DATASET CONTENT
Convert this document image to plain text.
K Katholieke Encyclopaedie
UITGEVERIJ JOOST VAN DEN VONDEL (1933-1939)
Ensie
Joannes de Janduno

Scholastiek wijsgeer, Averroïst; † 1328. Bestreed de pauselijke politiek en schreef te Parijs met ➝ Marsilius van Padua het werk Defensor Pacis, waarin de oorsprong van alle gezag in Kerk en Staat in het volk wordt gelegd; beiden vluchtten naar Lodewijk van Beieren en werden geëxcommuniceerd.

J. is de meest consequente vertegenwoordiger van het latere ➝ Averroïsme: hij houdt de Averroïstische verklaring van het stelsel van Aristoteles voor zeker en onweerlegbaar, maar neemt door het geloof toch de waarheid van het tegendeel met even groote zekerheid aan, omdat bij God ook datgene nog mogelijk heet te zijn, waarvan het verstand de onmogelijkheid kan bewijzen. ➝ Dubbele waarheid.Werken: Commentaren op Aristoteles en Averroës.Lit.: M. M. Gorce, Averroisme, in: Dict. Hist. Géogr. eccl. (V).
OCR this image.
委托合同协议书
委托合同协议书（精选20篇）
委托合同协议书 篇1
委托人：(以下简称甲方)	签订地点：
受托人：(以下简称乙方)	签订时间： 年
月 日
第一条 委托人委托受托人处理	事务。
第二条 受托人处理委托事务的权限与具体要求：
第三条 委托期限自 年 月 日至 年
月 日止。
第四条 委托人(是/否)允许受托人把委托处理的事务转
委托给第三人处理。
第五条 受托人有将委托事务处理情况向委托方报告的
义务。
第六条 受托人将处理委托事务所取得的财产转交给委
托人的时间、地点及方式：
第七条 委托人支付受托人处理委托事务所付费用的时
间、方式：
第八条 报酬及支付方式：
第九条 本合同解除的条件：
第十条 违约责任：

WHAT NEEDS TO BE DONE
Scan the lines for the string "this". Pick out every line that has it.

COMPLETED TASK
Convert this document image to plain text.
OCR this image.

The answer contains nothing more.